> GIVEN EXERCISE
Find the lines that hold "Control". Report only how many there are.

> ITEMS
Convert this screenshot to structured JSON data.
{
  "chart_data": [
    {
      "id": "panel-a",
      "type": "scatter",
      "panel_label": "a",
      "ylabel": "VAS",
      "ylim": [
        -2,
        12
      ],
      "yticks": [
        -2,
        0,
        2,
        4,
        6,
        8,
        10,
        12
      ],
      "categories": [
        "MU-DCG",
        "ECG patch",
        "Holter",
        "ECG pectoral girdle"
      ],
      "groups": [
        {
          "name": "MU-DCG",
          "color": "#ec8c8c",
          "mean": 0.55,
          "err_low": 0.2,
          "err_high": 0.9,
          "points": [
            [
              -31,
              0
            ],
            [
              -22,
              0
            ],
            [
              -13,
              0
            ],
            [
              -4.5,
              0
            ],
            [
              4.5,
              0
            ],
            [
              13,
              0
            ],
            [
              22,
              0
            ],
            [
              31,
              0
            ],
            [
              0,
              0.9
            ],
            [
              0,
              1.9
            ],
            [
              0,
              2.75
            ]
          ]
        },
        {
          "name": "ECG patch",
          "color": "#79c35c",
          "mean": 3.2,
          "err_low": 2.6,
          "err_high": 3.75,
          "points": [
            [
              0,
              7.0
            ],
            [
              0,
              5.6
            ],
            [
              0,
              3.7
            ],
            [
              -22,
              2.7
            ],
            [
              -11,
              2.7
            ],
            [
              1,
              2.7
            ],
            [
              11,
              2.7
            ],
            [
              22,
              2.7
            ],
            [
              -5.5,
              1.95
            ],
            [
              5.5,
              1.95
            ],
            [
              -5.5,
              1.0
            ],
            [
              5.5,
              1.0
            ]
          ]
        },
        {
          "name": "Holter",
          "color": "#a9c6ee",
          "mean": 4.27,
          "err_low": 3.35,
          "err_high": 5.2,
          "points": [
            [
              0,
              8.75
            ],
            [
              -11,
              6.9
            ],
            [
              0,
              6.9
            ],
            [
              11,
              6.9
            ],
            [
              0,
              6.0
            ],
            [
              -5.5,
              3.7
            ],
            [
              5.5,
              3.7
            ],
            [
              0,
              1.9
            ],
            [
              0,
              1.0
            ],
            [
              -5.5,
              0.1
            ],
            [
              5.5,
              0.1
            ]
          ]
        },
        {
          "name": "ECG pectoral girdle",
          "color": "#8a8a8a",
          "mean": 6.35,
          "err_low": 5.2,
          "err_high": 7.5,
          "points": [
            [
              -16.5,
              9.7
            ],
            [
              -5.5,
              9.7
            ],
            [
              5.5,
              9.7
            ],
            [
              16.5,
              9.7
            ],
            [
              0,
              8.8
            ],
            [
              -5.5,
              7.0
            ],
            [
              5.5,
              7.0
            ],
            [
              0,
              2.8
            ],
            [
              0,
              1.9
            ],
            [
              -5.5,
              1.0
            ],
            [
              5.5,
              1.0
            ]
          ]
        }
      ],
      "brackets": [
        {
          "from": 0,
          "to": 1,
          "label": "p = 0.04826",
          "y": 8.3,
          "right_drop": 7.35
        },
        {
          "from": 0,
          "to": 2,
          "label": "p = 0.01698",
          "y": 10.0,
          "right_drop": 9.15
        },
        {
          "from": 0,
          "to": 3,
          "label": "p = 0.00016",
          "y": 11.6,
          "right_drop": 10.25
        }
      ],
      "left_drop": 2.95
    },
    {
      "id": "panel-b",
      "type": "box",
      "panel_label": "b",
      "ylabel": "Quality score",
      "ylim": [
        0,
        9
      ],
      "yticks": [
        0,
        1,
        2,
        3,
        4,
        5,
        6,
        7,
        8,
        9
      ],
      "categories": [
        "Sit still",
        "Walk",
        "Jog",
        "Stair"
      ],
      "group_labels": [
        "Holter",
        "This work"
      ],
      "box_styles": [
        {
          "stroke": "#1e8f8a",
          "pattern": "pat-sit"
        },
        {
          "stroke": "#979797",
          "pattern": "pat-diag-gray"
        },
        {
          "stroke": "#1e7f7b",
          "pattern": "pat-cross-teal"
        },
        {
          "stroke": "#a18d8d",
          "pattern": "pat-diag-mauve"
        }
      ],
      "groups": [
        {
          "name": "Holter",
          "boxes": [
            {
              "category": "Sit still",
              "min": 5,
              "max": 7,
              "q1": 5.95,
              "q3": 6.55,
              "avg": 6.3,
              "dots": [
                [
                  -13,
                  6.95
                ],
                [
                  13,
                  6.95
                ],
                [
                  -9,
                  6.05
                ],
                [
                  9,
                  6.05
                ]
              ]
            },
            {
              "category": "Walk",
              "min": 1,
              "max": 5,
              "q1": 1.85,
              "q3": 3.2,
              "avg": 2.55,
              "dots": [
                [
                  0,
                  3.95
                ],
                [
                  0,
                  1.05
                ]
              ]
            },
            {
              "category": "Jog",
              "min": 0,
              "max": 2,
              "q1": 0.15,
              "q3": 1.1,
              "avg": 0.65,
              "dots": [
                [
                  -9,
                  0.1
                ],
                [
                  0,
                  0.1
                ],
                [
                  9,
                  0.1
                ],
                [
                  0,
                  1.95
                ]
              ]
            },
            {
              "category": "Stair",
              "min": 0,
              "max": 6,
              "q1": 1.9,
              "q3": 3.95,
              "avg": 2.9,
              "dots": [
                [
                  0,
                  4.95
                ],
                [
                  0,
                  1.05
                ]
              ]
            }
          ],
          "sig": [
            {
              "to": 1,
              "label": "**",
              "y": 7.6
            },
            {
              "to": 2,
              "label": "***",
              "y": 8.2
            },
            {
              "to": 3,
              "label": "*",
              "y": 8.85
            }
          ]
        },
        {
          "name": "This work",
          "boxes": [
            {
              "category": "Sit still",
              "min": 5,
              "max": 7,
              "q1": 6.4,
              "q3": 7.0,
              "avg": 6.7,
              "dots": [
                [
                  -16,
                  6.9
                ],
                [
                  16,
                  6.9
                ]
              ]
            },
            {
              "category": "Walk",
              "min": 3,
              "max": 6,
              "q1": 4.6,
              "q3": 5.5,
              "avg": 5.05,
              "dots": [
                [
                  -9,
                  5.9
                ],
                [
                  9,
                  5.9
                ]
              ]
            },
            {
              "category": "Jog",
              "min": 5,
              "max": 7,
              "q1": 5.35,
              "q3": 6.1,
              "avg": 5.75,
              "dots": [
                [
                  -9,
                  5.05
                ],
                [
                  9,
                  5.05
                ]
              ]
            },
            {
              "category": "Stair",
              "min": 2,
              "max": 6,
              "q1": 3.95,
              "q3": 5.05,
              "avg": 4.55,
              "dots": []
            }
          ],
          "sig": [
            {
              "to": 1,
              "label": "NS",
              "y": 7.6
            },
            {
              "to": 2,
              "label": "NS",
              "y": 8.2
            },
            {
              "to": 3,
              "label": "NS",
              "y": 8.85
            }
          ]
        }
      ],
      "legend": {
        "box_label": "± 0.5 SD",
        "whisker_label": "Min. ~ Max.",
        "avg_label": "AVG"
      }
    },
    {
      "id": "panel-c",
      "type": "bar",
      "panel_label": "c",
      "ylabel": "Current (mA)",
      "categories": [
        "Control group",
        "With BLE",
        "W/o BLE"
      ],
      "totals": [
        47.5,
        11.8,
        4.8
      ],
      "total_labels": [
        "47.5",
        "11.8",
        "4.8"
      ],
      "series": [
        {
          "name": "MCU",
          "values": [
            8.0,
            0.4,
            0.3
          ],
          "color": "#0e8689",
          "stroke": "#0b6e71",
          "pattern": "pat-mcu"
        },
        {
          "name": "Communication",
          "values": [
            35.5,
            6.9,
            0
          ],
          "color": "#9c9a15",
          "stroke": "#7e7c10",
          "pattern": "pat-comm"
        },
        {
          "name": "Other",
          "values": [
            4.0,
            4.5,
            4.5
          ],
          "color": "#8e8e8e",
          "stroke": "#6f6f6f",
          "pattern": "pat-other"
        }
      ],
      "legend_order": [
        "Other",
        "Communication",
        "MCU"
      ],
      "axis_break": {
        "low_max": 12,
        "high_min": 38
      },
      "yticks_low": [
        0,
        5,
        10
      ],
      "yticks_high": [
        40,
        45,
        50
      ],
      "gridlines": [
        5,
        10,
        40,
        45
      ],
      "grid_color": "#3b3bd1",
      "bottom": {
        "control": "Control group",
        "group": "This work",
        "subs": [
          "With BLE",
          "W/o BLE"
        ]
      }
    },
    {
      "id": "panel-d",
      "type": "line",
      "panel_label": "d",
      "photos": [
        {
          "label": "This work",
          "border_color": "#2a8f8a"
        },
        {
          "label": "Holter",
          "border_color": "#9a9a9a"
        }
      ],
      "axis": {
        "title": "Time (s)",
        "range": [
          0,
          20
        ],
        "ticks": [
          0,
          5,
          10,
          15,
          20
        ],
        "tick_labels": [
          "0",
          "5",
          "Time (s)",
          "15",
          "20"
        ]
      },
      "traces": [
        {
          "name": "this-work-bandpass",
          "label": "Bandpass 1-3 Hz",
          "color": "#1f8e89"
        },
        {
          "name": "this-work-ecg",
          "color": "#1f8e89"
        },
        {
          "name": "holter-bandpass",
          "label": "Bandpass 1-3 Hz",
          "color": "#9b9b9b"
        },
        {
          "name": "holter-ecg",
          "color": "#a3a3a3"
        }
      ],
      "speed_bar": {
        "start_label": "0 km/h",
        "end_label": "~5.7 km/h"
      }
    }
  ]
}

> RESULT BELOW
2